-- Opening Marker --

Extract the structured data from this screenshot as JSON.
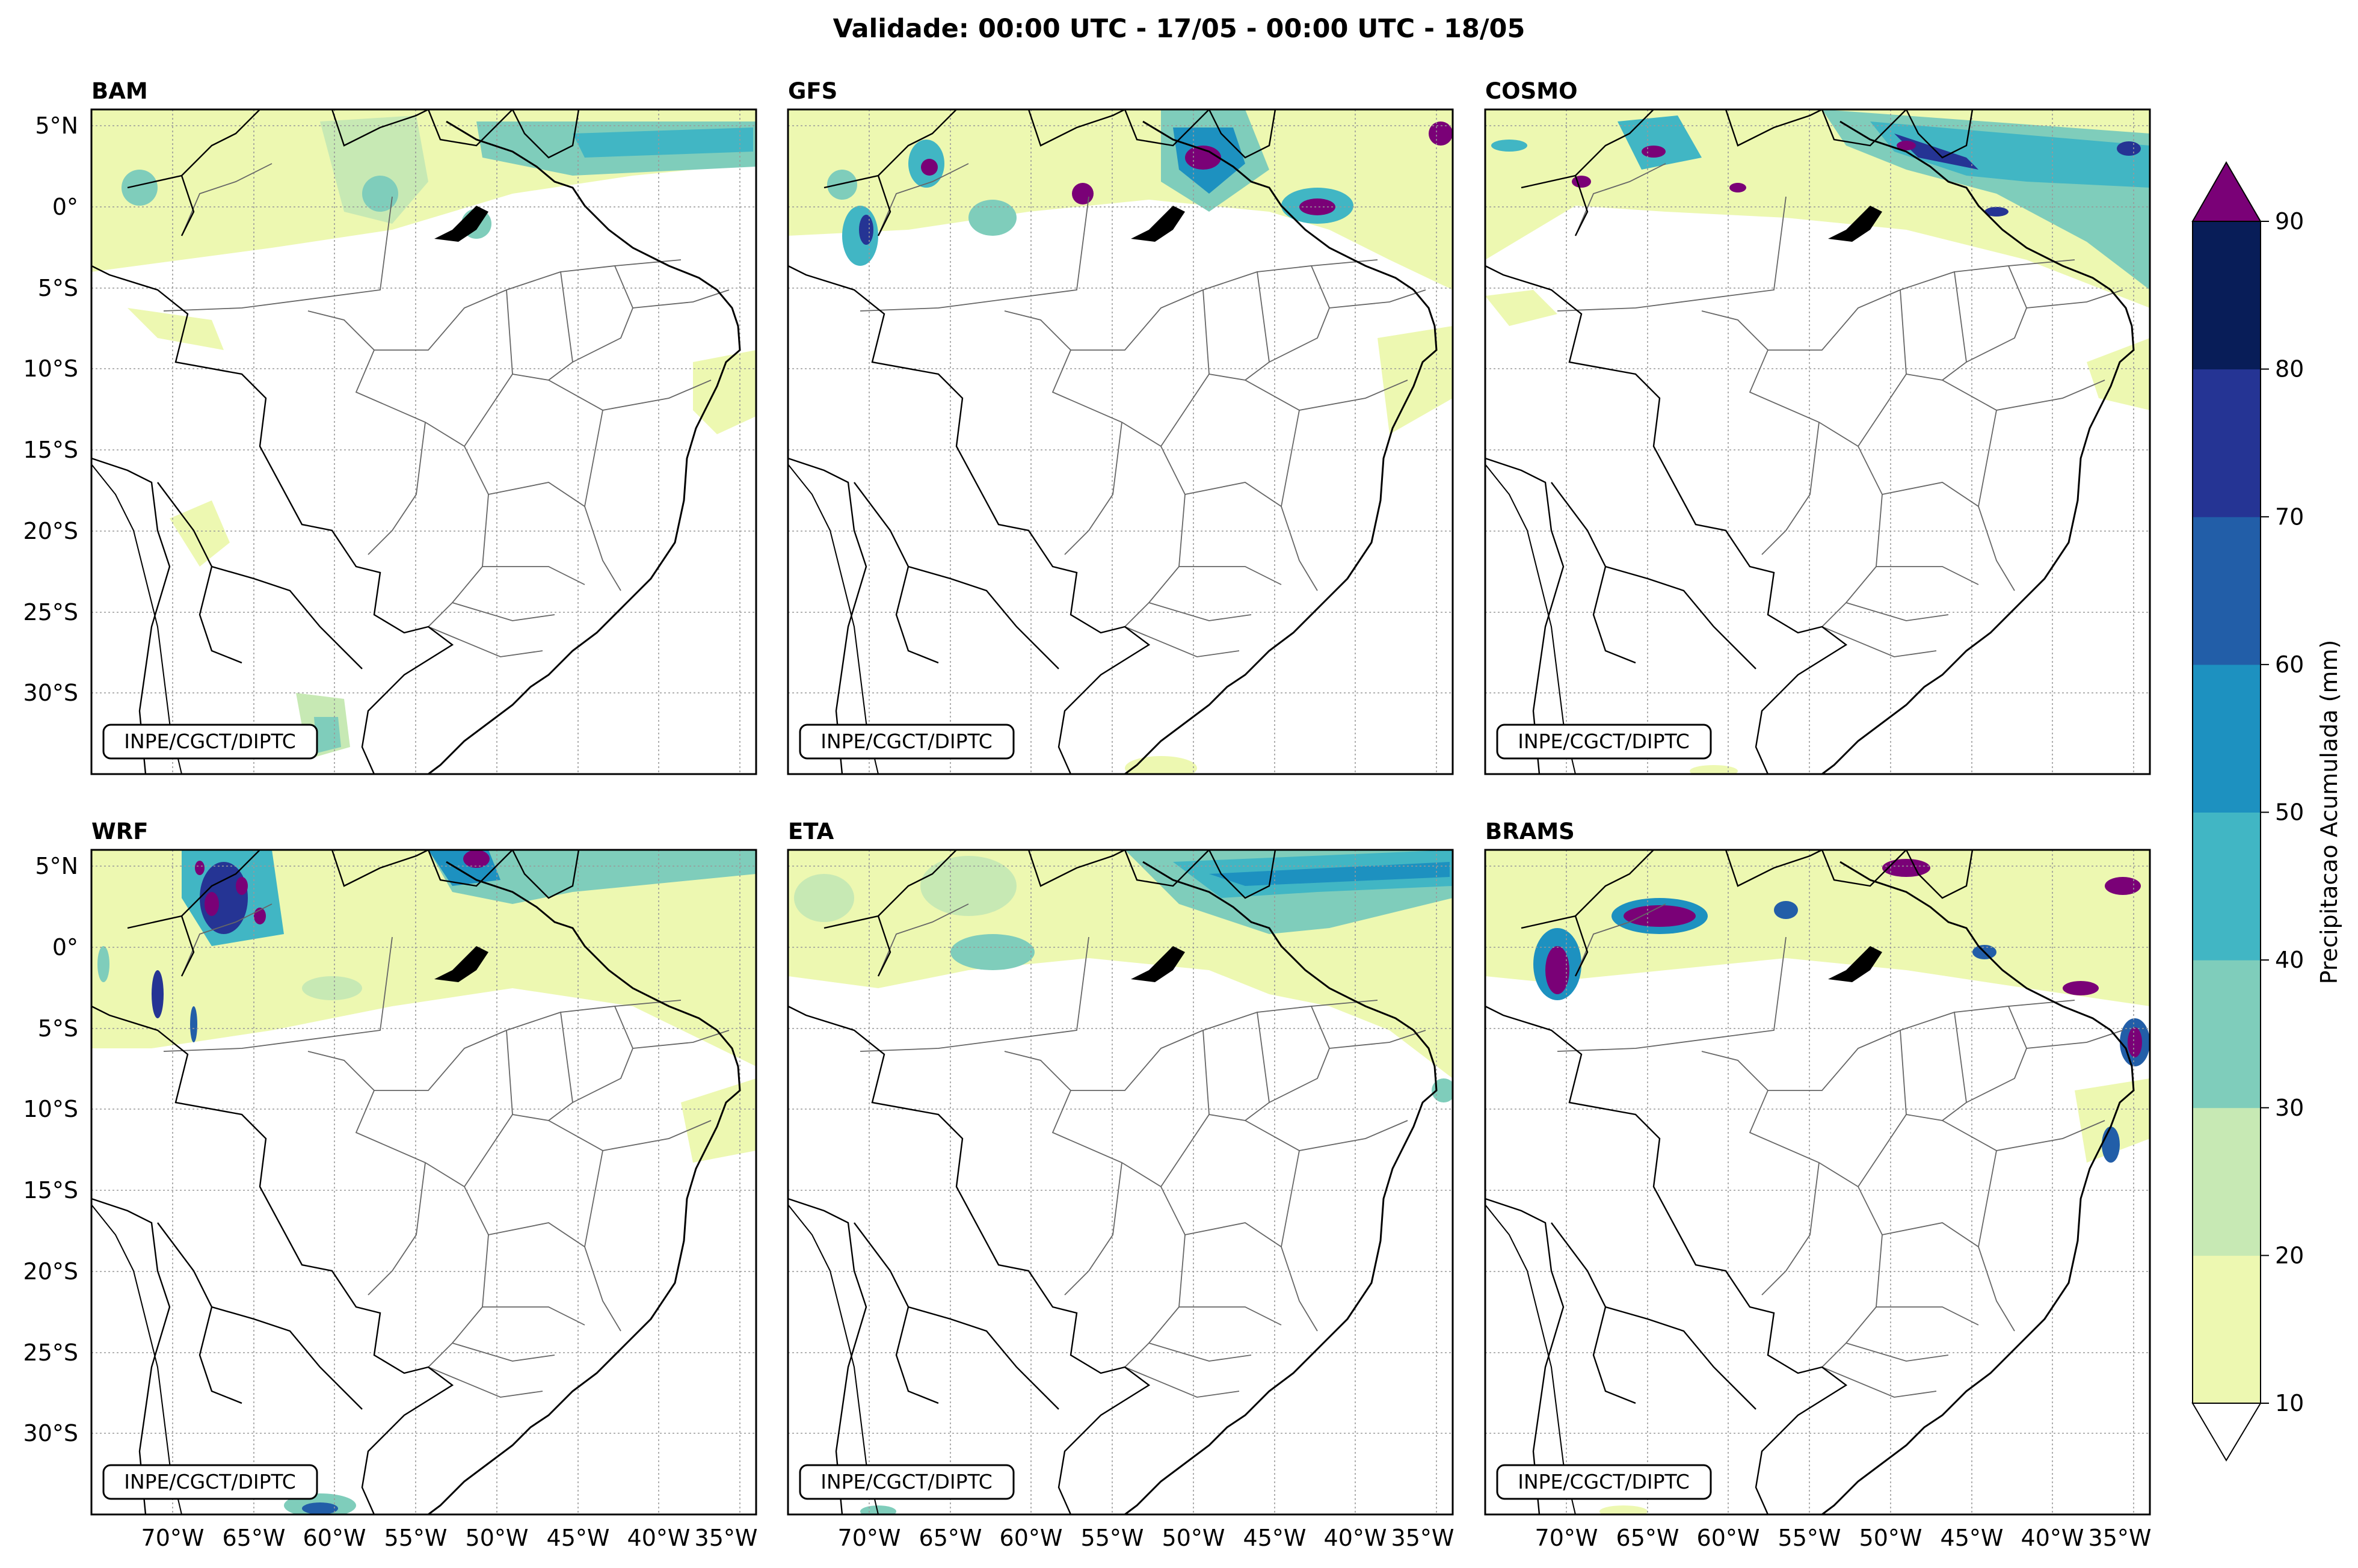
{
  "figure": {
    "title": "Validade: 00:00 UTC - 17/05 - 00:00 UTC - 18/05",
    "credit": "INPE/CGCT/DIPTC"
  },
  "panels": [
    {
      "model": "BAM"
    },
    {
      "model": "GFS"
    },
    {
      "model": "COSMO"
    },
    {
      "model": "WRF"
    },
    {
      "model": "ETA"
    },
    {
      "model": "BRAMS"
    }
  ],
  "axes": {
    "lat_labels": [
      "5°N",
      "0°",
      "5°S",
      "10°S",
      "15°S",
      "20°S",
      "25°S",
      "30°S"
    ],
    "lon_labels": [
      "70°W",
      "65°W",
      "60°W",
      "55°W",
      "50°W",
      "45°W",
      "40°W",
      "35°W"
    ]
  },
  "colorbar": {
    "label": "Precipitacao Acumulada (mm)",
    "ticks": [
      "10",
      "20",
      "30",
      "40",
      "50",
      "60",
      "70",
      "80",
      "90"
    ],
    "colors": [
      "#edf8b1",
      "#c7e9b4",
      "#7fcdbb",
      "#41b6c4",
      "#1d91c0",
      "#225ea8",
      "#253494",
      "#081d58"
    ],
    "over_color": "#7a0177",
    "under_color": "#ffffff"
  },
  "chart_data": {
    "type": "heatmap",
    "title": "Validade: 00:00 UTC - 17/05 - 00:00 UTC - 18/05",
    "variable": "Precipitacao Acumulada (mm)",
    "levels": [
      10,
      20,
      30,
      40,
      50,
      60,
      70,
      80,
      90
    ],
    "extend": "both",
    "lon_range": [
      -75,
      -34
    ],
    "lat_range": [
      -35,
      6
    ],
    "grid": true,
    "colorbar_placement": "right",
    "qualitative_fields": [
      {
        "model": "BAM",
        "max_level": 50,
        "areas": [
          "north coast 0-5°N, 30-50 mm",
          "Amazon north 10-30 mm",
          "extreme south 20-40 mm"
        ]
      },
      {
        "model": "GFS",
        "max_level": 90,
        "areas": [
          "Amapá/Pará coast >90 mm",
          "northwest Amazon cells 50->90 mm"
        ]
      },
      {
        "model": "COSMO",
        "max_level": 90,
        "areas": [
          "band from Amapá to NE Atlantic 40-70 mm",
          "scattered >90 mm cores north"
        ]
      },
      {
        "model": "WRF",
        "max_level": 90,
        "areas": [
          "NW Amazon many >90 mm cells",
          "Amapá coast 50-80 mm"
        ]
      },
      {
        "model": "ETA",
        "max_level": 60,
        "areas": [
          "north Atlantic coast band 30-60 mm",
          "NW Amazon 10-40 mm"
        ]
      },
      {
        "model": "BRAMS",
        "max_level": 90,
        "areas": [
          "scattered >90 mm cores north Amazon",
          "NE coast cells 50->90 mm"
        ]
      }
    ]
  }
}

-- Closing Marker --

■ **YOUR TASK**
Word for word, restate each line above, minus its pictures.

■ **TASK SOLUTION**
Extract the structured data from this screenshot as JSON.
{
  "figure": {
    "title": "Validade: 00:00 UTC - 17/05 - 00:00 UTC - 18/05",
    "credit": "INPE/CGCT/DIPTC"
  },
  "panels": [
    {
      "model": "BAM"
    },
    {
      "model": "GFS"
    },
    {
      "model": "COSMO"
    },
    {
      "model": "WRF"
    },
    {
      "model": "ETA"
    },
    {
      "model": "BRAMS"
    }
  ],
  "axes": {
    "lat_labels": [
      "5°N",
      "0°",
      "5°S",
      "10°S",
      "15°S",
      "20°S",
      "25°S",
      "30°S"
    ],
    "lon_labels": [
      "70°W",
      "65°W",
      "60°W",
      "55°W",
      "50°W",
      "45°W",
      "40°W",
      "35°W"
    ]
  },
  "colorbar": {
    "label": "Precipitacao Acumulada (mm)",
    "ticks": [
      "10",
      "20",
      "30",
      "40",
      "50",
      "60",
      "70",
      "80",
      "90"
    ],
    "colors": [
      "#edf8b1",
      "#c7e9b4",
      "#7fcdbb",
      "#41b6c4",
      "#1d91c0",
      "#225ea8",
      "#253494",
      "#081d58"
    ],
    "over_color": "#7a0177",
    "under_color": "#ffffff"
  },
  "chart_data": {
    "type": "heatmap",
    "title": "Validade: 00:00 UTC - 17/05 - 00:00 UTC - 18/05",
    "variable": "Precipitacao Acumulada (mm)",
    "levels": [
      10,
      20,
      30,
      40,
      50,
      60,
      70,
      80,
      90
    ],
    "extend": "both",
    "lon_range": [
      -75,
      -34
    ],
    "lat_range": [
      -35,
      6
    ],
    "grid": true,
    "colorbar_placement": "right",
    "qualitative_fields": [
      {
        "model": "BAM",
        "max_level": 50,
        "areas": [
          "north coast 0-5°N, 30-50 mm",
          "Amazon north 10-30 mm",
          "extreme south 20-40 mm"
        ]
      },
      {
        "model": "GFS",
        "max_level": 90,
        "areas": [
          "Amapá/Pará coast >90 mm",
          "northwest Amazon cells 50->90 mm"
        ]
      },
      {
        "model": "COSMO",
        "max_level": 90,
        "areas": [
          "band from Amapá to NE Atlantic 40-70 mm",
          "scattered >90 mm cores north"
        ]
      },
      {
        "model": "WRF",
        "max_level": 90,
        "areas": [
          "NW Amazon many >90 mm cells",
          "Amapá coast 50-80 mm"
        ]
      },
      {
        "model": "ETA",
        "max_level": 60,
        "areas": [
          "north Atlantic coast band 30-60 mm",
          "NW Amazon 10-40 mm"
        ]
      },
      {
        "model": "BRAMS",
        "max_level": 90,
        "areas": [
          "scattered >90 mm cores north Amazon",
          "NE coast cells 50->90 mm"
        ]
      }
    ]
  }
}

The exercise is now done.